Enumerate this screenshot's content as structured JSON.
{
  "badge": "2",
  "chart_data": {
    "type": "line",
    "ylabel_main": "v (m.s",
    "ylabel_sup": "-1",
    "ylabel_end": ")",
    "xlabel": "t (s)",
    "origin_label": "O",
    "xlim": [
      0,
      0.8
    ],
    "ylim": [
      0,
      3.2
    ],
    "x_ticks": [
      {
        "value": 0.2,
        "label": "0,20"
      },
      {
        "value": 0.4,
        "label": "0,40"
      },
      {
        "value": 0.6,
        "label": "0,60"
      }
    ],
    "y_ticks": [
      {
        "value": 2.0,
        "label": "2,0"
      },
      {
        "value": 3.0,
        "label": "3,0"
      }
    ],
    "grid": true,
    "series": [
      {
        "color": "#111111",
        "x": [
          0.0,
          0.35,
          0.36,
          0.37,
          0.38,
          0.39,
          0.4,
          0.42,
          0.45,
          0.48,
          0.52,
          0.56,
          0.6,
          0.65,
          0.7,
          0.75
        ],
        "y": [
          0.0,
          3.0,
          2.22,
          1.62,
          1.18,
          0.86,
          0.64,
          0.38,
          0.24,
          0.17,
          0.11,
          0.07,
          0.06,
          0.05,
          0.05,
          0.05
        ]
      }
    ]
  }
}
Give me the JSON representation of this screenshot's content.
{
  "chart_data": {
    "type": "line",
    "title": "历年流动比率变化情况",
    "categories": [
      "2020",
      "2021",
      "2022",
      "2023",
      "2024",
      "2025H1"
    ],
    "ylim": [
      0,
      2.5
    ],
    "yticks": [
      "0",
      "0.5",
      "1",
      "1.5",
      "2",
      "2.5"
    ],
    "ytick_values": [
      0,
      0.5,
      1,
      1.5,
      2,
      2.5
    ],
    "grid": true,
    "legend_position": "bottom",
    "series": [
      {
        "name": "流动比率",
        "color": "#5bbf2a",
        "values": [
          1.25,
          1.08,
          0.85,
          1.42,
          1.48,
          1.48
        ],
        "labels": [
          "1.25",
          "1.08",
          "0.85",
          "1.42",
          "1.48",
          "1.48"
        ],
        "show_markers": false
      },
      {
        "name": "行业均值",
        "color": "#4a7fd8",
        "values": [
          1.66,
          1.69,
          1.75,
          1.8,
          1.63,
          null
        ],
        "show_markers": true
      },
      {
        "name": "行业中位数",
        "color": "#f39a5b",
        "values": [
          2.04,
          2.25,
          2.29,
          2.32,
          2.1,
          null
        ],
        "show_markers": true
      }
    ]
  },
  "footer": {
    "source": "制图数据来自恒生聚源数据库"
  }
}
+===+
* Directions for this task
Extract each line holding the word "screenshot" from the records.

* Output of the exercise
Enumerate this screenshot's content as structured JSON.
Give me the JSON representation of this screenshot's content.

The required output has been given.